Set task
Repeat every record below exactly as it appears.

Source material
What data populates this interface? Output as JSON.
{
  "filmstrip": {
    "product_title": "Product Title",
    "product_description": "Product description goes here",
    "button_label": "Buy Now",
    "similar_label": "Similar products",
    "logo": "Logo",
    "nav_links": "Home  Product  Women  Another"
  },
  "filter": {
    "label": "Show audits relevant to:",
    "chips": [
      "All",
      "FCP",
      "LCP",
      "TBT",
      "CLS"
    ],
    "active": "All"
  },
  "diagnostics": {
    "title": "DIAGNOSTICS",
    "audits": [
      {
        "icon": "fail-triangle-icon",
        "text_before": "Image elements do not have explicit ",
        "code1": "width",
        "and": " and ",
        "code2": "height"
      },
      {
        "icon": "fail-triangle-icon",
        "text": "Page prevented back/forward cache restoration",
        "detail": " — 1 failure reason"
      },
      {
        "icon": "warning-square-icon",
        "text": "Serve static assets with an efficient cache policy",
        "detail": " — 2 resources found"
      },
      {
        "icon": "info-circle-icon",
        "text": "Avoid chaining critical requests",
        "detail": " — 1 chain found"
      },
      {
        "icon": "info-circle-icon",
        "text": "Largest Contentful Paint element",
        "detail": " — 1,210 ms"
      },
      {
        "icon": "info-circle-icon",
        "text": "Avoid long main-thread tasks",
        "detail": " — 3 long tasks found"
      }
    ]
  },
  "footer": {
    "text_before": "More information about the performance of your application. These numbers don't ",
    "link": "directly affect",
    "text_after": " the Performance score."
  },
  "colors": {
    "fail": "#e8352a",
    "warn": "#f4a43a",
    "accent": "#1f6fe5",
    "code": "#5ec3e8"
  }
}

Result of the task
What data populates this interface? Output as JSON.
{
  "filmstrip": {
    "product_title": "Product Title",
    "product_description": "Product description goes here",
    "button_label": "Buy Now",
    "similar_label": "Similar products",
    "logo": "Logo",
    "nav_links": "Home  Product  Women  Another"
  },
  "filter": {
    "label": "Show audits relevant to:",
    "chips": [
      "All",
      "FCP",
      "LCP",
      "TBT",
      "CLS"
    ],
    "active": "All"
  },
  "diagnostics": {
    "title": "DIAGNOSTICS",
    "audits": [
      {
        "icon": "fail-triangle-icon",
        "text_before": "Image elements do not have explicit ",
        "code1": "width",
        "and": " and ",
        "code2": "height"
      },
      {
        "icon": "fail-triangle-icon",
        "text": "Page prevented back/forward cache restoration",
        "detail": " — 1 failure reason"
      },
      {
        "icon": "warning-square-icon",
        "text": "Serve static assets with an efficient cache policy",
        "detail": " — 2 resources found"
      },
      {
        "icon": "info-circle-icon",
        "text": "Avoid chaining critical requests",
        "detail": " — 1 chain found"
      },
      {
        "icon": "info-circle-icon",
        "text": "Largest Contentful Paint element",
        "detail": " — 1,210 ms"
      },
      {
        "icon": "info-circle-icon",
        "text": "Avoid long main-thread tasks",
        "detail": " — 3 long tasks found"
      }
    ]
  },
  "footer": {
    "text_before": "More information about the performance of your application. These numbers don't ",
    "link": "directly affect",
    "text_after": " the Performance score."
  },
  "colors": {
    "fail": "#e8352a",
    "warn": "#f4a43a",
    "accent": "#1f6fe5",
    "code": "#5ec3e8"
  }
}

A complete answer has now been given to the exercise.